#### [Short exercise]
Each record below should be repeated precisely as written.
-- BEGIN --
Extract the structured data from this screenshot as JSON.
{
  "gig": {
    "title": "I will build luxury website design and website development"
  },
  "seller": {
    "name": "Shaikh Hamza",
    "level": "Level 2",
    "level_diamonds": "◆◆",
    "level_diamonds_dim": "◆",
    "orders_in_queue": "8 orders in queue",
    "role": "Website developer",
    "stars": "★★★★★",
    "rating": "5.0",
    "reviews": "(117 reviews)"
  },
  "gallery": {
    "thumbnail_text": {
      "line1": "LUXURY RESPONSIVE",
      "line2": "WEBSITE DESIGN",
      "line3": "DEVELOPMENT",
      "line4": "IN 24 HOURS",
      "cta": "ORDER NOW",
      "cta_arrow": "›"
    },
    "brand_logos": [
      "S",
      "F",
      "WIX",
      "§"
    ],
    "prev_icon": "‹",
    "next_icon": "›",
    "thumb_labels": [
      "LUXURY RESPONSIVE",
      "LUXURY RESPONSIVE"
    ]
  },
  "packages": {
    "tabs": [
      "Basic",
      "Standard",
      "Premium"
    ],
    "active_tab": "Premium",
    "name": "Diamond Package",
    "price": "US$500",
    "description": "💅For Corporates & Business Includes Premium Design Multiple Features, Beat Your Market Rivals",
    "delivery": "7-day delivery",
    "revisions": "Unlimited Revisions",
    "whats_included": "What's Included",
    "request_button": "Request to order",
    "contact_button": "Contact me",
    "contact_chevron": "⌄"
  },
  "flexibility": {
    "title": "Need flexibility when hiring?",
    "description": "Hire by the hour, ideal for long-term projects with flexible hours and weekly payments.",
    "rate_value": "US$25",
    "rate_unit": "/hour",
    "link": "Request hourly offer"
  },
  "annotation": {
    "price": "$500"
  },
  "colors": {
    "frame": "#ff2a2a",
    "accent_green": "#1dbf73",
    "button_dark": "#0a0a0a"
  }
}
-- END --
#### [Correct answer]
Extract the structured data from this screenshot as JSON.
{
  "gig": {
    "title": "I will build luxury website design and website development"
  },
  "seller": {
    "name": "Shaikh Hamza",
    "level": "Level 2",
    "level_diamonds": "◆◆",
    "level_diamonds_dim": "◆",
    "orders_in_queue": "8 orders in queue",
    "role": "Website developer",
    "stars": "★★★★★",
    "rating": "5.0",
    "reviews": "(117 reviews)"
  },
  "gallery": {
    "thumbnail_text": {
      "line1": "LUXURY RESPONSIVE",
      "line2": "WEBSITE DESIGN",
      "line3": "DEVELOPMENT",
      "line4": "IN 24 HOURS",
      "cta": "ORDER NOW",
      "cta_arrow": "›"
    },
    "brand_logos": [
      "S",
      "F",
      "WIX",
      "§"
    ],
    "prev_icon": "‹",
    "next_icon": "›",
    "thumb_labels": [
      "LUXURY RESPONSIVE",
      "LUXURY RESPONSIVE"
    ]
  },
  "packages": {
    "tabs": [
      "Basic",
      "Standard",
      "Premium"
    ],
    "active_tab": "Premium",
    "name": "Diamond Package",
    "price": "US$500",
    "description": "💅For Corporates & Business Includes Premium Design Multiple Features, Beat Your Market Rivals",
    "delivery": "7-day delivery",
    "revisions": "Unlimited Revisions",
    "whats_included": "What's Included",
    "request_button": "Request to order",
    "contact_button": "Contact me",
    "contact_chevron": "⌄"
  },
  "flexibility": {
    "title": "Need flexibility when hiring?",
    "description": "Hire by the hour, ideal for long-term projects with flexible hours and weekly payments.",
    "rate_value": "US$25",
    "rate_unit": "/hour",
    "link": "Request hourly offer"
  },
  "annotation": {
    "price": "$500"
  },
  "colors": {
    "frame": "#ff2a2a",
    "accent_green": "#1dbf73",
    "button_dark": "#0a0a0a"
  }
}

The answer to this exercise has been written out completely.